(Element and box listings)
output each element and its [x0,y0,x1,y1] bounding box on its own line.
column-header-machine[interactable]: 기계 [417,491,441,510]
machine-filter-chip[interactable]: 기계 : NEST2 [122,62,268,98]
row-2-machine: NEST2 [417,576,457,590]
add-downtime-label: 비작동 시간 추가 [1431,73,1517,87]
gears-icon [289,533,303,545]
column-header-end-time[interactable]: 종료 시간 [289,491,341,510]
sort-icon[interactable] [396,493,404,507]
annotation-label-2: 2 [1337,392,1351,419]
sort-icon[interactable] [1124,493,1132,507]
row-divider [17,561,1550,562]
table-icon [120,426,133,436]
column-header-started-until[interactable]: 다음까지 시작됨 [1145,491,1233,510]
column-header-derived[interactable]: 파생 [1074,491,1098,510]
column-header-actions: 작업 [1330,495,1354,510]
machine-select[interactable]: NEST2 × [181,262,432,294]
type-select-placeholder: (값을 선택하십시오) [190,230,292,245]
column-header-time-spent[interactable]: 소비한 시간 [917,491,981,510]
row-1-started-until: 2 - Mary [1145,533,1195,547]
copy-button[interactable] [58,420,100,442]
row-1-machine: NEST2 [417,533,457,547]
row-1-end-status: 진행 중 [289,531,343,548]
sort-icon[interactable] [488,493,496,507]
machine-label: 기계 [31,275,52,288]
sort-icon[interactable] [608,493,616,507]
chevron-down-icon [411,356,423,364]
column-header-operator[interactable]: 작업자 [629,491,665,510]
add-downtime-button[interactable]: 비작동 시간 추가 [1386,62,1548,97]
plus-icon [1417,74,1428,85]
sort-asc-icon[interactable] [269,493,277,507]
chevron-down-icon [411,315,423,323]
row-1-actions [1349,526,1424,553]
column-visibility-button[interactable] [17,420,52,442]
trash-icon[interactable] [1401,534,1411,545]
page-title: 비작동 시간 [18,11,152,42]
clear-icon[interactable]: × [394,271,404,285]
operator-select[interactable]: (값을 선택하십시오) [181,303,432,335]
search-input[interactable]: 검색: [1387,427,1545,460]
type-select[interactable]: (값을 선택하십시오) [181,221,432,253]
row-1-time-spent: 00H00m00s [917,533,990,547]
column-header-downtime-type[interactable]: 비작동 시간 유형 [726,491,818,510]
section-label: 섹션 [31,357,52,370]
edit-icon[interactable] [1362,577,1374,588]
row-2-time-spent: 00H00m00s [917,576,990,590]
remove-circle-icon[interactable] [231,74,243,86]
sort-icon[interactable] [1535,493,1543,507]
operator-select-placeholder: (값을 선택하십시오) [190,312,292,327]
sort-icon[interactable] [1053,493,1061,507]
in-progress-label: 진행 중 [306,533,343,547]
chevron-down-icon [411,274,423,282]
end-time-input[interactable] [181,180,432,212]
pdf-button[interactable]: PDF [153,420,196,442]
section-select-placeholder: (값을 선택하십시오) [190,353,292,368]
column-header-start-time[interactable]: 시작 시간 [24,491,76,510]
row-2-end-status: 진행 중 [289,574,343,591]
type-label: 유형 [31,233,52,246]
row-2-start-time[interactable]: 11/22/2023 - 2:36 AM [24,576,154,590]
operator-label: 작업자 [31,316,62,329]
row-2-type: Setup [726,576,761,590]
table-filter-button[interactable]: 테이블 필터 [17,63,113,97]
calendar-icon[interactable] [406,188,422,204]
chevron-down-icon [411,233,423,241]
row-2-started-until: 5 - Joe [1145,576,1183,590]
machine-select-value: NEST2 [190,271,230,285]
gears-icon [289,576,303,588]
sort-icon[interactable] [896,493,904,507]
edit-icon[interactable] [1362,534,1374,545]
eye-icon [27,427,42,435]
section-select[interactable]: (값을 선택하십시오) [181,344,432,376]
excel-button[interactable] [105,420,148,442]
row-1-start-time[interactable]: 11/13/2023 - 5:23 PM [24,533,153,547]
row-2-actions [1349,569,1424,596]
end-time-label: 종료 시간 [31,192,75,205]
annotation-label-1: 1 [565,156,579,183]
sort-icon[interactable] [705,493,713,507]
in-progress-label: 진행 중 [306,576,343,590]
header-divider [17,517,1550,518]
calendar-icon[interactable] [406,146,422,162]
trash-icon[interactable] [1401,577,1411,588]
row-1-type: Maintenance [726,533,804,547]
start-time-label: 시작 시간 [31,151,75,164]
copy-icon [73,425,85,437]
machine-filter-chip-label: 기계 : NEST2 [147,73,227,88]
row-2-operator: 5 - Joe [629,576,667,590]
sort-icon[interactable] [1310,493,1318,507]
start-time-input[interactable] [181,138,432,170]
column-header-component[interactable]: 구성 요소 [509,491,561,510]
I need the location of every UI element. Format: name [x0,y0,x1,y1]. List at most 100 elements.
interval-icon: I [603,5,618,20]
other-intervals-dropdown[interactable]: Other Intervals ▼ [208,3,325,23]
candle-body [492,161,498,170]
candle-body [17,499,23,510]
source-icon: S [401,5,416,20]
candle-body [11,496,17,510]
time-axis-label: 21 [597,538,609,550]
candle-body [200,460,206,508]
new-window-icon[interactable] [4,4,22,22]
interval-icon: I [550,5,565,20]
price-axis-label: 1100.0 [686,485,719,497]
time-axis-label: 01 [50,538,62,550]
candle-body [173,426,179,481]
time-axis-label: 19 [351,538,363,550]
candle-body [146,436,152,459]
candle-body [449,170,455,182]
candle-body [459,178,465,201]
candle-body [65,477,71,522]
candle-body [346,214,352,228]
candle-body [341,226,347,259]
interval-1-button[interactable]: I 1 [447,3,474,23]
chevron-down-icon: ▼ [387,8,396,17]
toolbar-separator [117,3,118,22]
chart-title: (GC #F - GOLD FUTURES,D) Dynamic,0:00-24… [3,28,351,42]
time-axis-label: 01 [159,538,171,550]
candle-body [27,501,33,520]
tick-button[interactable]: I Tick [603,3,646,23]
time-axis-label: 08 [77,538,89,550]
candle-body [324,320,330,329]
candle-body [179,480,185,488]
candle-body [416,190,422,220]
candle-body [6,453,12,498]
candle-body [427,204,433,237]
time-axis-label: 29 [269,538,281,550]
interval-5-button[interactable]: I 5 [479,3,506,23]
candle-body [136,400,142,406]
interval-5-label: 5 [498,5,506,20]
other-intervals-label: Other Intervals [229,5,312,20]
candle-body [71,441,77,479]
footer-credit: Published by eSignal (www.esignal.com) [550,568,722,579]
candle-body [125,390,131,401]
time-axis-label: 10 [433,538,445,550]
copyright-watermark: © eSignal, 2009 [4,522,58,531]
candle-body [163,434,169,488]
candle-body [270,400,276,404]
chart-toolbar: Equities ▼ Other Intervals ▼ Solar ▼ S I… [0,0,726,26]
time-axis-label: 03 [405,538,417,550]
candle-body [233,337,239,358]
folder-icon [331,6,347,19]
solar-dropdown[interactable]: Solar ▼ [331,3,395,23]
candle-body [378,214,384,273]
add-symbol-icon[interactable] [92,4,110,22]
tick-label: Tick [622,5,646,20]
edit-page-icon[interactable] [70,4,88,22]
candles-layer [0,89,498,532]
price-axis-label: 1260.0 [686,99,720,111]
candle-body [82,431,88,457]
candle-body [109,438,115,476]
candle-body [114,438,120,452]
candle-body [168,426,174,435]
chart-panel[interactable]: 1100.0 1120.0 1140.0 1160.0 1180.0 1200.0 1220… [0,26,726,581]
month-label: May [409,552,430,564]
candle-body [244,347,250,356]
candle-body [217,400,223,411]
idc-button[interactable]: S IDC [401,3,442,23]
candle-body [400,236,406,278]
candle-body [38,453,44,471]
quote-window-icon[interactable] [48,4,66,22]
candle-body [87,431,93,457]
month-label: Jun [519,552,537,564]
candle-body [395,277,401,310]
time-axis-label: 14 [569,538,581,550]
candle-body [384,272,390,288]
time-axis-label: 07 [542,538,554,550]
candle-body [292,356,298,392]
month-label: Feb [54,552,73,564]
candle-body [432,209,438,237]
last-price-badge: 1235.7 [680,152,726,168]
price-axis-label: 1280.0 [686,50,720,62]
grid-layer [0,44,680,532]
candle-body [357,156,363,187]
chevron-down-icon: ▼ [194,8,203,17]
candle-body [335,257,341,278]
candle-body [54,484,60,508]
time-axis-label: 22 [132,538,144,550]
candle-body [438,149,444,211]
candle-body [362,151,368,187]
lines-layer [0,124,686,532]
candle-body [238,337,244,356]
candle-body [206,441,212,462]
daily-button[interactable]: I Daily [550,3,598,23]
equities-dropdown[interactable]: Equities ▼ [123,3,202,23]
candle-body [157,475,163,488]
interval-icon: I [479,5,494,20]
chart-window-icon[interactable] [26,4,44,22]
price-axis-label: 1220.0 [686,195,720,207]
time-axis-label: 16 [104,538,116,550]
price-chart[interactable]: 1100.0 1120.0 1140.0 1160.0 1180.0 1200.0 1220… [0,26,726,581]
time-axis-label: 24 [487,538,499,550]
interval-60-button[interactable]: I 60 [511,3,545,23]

WHAT YOU WILL DO:
How many lines in the records above contain the string "operator"? Give only the number.

FINAL ANSWER:
5